GIVEN REQUEST =>
Tell me how many lines hold "reflection", please, using only the number.

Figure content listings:
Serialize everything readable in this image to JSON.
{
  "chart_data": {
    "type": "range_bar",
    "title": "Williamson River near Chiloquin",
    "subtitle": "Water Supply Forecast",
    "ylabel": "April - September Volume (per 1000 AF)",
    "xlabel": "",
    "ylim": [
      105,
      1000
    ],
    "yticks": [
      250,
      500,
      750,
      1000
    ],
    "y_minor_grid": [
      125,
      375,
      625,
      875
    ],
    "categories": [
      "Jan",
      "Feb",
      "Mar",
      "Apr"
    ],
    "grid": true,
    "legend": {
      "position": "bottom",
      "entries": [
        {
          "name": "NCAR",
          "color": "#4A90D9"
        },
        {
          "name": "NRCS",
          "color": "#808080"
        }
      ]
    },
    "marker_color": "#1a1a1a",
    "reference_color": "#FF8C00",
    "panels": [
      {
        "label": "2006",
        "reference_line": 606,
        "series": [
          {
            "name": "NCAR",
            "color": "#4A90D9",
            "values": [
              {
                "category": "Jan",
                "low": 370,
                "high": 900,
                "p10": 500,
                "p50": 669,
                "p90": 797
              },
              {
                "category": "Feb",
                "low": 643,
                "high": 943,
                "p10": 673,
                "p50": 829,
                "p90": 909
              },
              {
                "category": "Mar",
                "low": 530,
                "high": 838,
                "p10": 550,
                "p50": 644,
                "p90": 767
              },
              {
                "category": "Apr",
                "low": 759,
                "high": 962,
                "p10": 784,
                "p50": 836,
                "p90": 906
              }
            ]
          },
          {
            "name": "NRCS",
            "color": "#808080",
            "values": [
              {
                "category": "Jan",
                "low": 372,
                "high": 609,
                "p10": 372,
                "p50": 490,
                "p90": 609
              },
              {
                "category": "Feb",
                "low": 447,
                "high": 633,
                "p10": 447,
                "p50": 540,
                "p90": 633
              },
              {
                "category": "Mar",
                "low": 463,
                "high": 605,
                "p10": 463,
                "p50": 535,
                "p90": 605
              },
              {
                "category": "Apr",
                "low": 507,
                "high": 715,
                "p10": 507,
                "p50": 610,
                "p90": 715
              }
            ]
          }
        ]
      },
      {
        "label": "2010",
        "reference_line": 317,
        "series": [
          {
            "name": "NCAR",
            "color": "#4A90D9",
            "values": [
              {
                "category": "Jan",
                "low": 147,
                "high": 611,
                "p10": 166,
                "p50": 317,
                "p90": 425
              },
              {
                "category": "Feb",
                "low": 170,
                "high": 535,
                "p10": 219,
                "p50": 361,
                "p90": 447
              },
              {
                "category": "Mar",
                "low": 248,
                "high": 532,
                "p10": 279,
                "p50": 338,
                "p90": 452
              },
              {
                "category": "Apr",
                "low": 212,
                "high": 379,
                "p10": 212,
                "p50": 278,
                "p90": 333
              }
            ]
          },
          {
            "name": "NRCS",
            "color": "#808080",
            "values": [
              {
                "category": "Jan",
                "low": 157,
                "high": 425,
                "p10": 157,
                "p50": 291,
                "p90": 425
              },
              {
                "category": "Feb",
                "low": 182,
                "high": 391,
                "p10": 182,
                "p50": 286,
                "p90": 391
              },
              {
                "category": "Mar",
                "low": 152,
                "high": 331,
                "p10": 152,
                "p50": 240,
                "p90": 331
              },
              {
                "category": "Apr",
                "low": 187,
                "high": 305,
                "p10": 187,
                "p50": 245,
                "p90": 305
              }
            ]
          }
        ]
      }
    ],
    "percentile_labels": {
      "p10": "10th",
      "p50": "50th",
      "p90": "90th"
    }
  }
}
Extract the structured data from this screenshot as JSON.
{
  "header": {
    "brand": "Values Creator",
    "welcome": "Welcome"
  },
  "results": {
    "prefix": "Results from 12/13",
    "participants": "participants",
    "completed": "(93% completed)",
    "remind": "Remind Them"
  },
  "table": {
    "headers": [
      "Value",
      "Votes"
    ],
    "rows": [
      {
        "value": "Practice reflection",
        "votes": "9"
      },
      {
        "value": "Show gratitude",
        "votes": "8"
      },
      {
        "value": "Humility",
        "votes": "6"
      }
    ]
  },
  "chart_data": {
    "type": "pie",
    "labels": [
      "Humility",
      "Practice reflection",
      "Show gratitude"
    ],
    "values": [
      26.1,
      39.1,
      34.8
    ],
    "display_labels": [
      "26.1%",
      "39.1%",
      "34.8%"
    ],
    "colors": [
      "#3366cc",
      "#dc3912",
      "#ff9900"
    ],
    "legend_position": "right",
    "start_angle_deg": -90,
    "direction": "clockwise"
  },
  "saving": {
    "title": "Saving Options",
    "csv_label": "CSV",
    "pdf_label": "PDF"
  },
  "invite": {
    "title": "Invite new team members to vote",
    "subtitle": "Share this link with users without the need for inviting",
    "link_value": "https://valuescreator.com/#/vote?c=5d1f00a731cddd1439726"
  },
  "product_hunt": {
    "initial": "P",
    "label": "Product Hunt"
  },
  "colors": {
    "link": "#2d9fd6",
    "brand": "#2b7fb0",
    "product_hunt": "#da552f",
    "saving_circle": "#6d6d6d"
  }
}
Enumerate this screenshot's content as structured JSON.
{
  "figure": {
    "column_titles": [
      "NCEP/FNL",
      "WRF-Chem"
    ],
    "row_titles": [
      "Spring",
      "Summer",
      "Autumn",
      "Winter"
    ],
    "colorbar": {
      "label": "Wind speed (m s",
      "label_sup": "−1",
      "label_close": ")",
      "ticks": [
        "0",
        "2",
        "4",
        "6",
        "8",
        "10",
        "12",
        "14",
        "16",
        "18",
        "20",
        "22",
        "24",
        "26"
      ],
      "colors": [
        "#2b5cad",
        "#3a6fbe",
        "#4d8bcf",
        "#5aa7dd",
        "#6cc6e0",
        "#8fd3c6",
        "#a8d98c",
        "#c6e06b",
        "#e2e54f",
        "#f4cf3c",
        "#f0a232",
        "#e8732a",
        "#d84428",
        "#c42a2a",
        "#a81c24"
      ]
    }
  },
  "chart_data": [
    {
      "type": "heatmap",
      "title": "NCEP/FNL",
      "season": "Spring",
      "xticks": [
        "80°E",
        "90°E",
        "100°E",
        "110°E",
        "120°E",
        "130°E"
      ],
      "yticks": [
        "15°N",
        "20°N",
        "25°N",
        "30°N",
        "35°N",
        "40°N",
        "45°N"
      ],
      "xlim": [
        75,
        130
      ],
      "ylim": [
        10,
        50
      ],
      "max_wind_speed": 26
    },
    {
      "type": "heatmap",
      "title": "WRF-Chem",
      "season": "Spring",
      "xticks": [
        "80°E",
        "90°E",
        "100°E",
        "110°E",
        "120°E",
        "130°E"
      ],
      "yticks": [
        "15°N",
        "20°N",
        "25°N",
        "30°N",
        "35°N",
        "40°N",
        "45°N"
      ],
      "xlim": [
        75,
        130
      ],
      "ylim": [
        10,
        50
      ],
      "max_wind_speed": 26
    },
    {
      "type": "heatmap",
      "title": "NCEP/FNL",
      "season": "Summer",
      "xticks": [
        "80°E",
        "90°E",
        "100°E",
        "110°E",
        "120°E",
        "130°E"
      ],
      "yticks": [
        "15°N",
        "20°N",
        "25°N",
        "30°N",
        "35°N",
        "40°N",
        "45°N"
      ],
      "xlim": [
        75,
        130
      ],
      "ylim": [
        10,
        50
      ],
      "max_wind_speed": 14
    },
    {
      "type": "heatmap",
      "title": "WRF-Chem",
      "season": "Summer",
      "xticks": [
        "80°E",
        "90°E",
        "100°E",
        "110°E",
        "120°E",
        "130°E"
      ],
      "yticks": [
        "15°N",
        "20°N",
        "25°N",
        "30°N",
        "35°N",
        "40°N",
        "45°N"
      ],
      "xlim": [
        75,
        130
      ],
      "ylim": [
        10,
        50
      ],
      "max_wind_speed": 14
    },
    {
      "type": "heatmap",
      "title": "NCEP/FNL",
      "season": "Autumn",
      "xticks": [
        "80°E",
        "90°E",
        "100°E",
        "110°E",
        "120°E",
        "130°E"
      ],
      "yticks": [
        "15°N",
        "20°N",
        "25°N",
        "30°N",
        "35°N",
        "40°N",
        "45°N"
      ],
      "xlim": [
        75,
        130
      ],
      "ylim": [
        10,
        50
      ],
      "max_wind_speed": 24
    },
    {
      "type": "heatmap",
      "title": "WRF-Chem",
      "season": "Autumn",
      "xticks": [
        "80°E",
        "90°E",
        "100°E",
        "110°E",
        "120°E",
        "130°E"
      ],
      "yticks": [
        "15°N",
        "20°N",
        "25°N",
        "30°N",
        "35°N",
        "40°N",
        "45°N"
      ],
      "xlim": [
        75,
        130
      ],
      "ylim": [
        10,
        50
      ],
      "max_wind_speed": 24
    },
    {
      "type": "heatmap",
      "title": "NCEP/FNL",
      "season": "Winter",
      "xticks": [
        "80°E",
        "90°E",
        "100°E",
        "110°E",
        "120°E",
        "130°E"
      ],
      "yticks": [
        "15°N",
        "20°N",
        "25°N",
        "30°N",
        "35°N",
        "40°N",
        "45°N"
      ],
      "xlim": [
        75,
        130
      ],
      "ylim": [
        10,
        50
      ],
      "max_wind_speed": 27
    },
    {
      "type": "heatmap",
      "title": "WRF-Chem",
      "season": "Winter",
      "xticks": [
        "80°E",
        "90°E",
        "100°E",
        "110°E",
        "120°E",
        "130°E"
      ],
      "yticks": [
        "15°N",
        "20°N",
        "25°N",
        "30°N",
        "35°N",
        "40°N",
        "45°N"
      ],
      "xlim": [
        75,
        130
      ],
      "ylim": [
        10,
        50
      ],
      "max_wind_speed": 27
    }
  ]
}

COMPLETE ANSWER =>
2